[SET EXERCISE]
Images excluded, repeat each entry below exactly.

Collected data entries

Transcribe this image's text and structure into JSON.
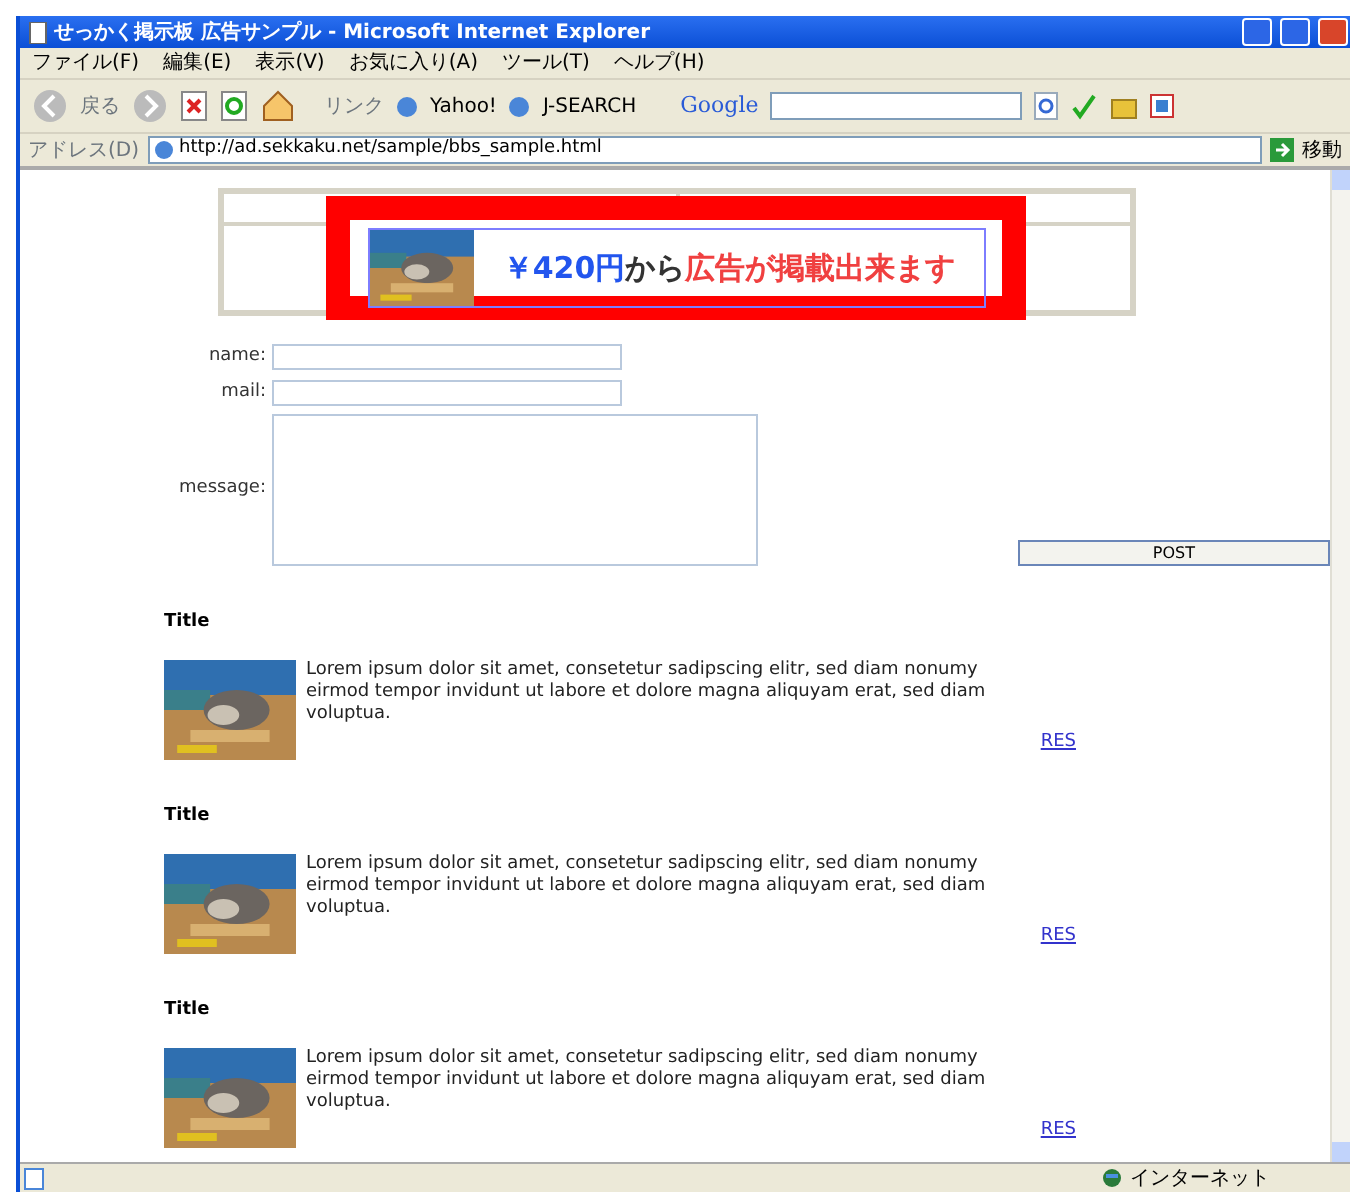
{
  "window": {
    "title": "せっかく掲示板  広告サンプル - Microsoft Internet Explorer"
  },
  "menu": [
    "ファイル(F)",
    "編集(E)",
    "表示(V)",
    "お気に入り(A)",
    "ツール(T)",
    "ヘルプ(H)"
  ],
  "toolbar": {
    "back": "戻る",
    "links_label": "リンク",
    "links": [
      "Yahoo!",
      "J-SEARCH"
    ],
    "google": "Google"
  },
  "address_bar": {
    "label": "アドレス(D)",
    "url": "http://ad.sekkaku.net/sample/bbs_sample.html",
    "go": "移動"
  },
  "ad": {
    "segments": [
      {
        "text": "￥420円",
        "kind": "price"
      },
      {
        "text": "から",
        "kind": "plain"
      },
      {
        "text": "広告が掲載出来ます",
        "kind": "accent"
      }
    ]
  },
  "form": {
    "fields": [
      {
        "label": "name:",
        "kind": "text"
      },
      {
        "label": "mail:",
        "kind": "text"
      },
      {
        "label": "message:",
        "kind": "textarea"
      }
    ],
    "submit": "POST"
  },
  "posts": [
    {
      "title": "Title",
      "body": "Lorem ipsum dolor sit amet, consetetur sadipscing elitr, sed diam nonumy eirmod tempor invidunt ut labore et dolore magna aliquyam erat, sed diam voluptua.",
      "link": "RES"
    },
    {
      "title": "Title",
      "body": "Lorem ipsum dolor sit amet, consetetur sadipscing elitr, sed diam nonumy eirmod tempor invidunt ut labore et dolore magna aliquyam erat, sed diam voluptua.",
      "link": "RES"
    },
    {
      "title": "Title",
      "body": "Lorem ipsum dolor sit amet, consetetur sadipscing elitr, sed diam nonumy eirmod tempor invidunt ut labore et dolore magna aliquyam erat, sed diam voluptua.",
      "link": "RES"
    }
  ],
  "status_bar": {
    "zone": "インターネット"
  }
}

[TASK SOLUTION]
Transcribe this image's text and structure into JSON.
{
  "window": {
    "title": "せっかく掲示板  広告サンプル - Microsoft Internet Explorer"
  },
  "menu": [
    "ファイル(F)",
    "編集(E)",
    "表示(V)",
    "お気に入り(A)",
    "ツール(T)",
    "ヘルプ(H)"
  ],
  "toolbar": {
    "back": "戻る",
    "links_label": "リンク",
    "links": [
      "Yahoo!",
      "J-SEARCH"
    ],
    "google": "Google"
  },
  "address_bar": {
    "label": "アドレス(D)",
    "url": "http://ad.sekkaku.net/sample/bbs_sample.html",
    "go": "移動"
  },
  "ad": {
    "segments": [
      {
        "text": "￥420円",
        "kind": "price"
      },
      {
        "text": "から",
        "kind": "plain"
      },
      {
        "text": "広告が掲載出来ます",
        "kind": "accent"
      }
    ]
  },
  "form": {
    "fields": [
      {
        "label": "name:",
        "kind": "text"
      },
      {
        "label": "mail:",
        "kind": "text"
      },
      {
        "label": "message:",
        "kind": "textarea"
      }
    ],
    "submit": "POST"
  },
  "posts": [
    {
      "title": "Title",
      "body": "Lorem ipsum dolor sit amet, consetetur sadipscing elitr, sed diam nonumy eirmod tempor invidunt ut labore et dolore magna aliquyam erat, sed diam voluptua.",
      "link": "RES"
    },
    {
      "title": "Title",
      "body": "Lorem ipsum dolor sit amet, consetetur sadipscing elitr, sed diam nonumy eirmod tempor invidunt ut labore et dolore magna aliquyam erat, sed diam voluptua.",
      "link": "RES"
    },
    {
      "title": "Title",
      "body": "Lorem ipsum dolor sit amet, consetetur sadipscing elitr, sed diam nonumy eirmod tempor invidunt ut labore et dolore magna aliquyam erat, sed diam voluptua.",
      "link": "RES"
    }
  ],
  "status_bar": {
    "zone": "インターネット"
  }
}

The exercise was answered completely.